* **AIM**:
Look through the material below for "JSON". Copy every line that contains it.

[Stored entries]
________

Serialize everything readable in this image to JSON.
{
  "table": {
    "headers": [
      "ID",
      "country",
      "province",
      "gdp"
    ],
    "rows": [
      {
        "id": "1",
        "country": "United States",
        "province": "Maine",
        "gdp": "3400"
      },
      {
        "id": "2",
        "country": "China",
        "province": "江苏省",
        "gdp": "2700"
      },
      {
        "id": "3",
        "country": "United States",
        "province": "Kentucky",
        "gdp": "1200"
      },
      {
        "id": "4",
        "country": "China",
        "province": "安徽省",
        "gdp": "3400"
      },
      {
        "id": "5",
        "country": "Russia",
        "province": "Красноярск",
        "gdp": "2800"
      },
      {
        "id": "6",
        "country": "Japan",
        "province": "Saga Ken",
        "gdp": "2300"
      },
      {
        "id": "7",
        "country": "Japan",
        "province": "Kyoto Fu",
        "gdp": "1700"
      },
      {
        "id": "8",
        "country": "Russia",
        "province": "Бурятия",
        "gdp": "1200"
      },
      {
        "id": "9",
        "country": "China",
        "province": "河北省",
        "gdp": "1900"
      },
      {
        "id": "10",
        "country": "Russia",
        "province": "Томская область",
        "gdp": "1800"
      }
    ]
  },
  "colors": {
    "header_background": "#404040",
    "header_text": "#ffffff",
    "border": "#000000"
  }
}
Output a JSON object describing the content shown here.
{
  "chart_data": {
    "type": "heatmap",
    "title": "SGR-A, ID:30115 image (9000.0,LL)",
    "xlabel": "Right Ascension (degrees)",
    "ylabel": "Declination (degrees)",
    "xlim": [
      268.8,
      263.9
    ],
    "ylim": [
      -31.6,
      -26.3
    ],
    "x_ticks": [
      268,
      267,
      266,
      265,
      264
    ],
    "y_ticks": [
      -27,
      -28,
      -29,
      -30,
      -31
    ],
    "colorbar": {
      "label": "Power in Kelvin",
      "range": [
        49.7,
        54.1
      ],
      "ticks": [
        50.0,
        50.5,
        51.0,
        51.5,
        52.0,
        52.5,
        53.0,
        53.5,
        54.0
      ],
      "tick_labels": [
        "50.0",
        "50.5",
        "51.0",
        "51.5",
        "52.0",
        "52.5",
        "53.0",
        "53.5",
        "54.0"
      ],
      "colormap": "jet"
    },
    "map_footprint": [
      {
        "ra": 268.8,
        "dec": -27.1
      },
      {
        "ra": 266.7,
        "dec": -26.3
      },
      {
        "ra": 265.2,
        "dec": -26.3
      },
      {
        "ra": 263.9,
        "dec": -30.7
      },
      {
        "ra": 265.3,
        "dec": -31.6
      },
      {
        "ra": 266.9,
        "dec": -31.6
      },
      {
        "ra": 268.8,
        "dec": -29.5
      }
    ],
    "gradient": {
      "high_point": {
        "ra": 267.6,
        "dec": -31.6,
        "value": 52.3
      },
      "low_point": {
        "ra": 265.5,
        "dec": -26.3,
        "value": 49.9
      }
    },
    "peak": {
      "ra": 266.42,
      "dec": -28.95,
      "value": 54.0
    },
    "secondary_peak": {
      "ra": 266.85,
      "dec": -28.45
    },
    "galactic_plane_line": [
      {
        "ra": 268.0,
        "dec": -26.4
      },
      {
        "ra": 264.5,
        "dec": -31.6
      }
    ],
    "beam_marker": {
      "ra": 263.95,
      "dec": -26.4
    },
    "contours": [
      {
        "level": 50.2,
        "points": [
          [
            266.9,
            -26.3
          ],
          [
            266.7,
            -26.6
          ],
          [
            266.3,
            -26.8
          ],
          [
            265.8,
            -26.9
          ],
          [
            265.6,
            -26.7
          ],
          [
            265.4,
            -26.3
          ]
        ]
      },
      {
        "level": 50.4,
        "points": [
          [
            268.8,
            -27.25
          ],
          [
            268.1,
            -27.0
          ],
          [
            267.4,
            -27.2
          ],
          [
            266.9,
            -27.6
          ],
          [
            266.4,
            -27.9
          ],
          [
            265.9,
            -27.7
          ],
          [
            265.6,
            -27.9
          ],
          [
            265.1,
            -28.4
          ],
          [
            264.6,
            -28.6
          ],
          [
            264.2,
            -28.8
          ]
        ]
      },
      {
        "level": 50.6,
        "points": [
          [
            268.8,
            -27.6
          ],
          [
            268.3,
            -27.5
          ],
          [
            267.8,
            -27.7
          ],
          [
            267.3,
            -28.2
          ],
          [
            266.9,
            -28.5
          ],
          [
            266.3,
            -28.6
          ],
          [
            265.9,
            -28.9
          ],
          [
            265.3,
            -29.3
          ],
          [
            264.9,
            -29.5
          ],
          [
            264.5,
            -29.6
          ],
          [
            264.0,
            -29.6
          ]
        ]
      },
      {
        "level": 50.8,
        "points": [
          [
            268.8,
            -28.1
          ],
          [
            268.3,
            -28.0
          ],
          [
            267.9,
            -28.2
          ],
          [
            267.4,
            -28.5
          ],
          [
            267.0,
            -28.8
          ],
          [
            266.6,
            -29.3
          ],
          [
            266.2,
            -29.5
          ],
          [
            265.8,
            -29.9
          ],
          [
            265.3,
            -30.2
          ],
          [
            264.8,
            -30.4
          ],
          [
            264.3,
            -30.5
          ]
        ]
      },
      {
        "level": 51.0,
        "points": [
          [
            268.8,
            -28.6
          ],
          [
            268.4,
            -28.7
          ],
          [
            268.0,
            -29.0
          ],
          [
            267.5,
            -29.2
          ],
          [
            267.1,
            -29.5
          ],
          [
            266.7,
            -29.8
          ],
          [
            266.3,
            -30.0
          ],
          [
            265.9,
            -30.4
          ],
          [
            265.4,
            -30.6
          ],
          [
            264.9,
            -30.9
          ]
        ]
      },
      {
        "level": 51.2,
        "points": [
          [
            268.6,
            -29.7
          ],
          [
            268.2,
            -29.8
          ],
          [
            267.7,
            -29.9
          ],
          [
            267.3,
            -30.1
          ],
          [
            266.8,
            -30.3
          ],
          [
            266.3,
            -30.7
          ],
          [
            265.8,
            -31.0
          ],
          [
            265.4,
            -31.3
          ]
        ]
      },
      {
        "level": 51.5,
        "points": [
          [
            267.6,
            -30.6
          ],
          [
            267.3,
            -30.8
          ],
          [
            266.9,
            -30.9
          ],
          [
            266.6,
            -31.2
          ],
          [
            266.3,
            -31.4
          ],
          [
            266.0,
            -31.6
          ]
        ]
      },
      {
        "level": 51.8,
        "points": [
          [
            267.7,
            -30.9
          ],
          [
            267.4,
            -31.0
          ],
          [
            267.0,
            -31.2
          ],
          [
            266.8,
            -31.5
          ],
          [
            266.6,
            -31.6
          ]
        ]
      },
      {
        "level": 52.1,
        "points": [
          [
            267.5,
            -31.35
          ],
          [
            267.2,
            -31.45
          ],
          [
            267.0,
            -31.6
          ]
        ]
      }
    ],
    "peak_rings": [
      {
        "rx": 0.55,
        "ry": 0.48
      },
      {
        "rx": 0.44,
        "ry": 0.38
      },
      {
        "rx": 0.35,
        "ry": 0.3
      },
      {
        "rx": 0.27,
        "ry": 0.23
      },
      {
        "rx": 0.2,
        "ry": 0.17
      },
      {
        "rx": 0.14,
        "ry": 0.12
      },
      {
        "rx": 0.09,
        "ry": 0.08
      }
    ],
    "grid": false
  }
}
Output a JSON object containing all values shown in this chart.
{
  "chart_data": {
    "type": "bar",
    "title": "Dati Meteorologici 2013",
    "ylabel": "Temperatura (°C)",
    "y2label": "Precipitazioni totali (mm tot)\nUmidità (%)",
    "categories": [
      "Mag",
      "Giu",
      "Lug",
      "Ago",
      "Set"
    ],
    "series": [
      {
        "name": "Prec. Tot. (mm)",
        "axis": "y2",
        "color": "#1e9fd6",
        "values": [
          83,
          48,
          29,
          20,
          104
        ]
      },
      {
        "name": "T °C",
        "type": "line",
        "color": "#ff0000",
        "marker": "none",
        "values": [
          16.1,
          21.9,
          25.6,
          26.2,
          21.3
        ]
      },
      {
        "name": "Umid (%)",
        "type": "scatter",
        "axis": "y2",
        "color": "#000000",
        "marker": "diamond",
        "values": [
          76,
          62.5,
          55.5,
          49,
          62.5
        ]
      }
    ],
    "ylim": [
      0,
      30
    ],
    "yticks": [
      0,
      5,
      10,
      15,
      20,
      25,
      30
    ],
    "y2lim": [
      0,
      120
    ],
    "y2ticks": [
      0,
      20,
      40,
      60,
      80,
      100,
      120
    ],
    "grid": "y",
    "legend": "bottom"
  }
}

________

* **EXERCISE SOLUTION**:
Serialize everything readable in this image to JSON.
Output a JSON object describing the content shown here.
Output a JSON object containing all values shown in this chart.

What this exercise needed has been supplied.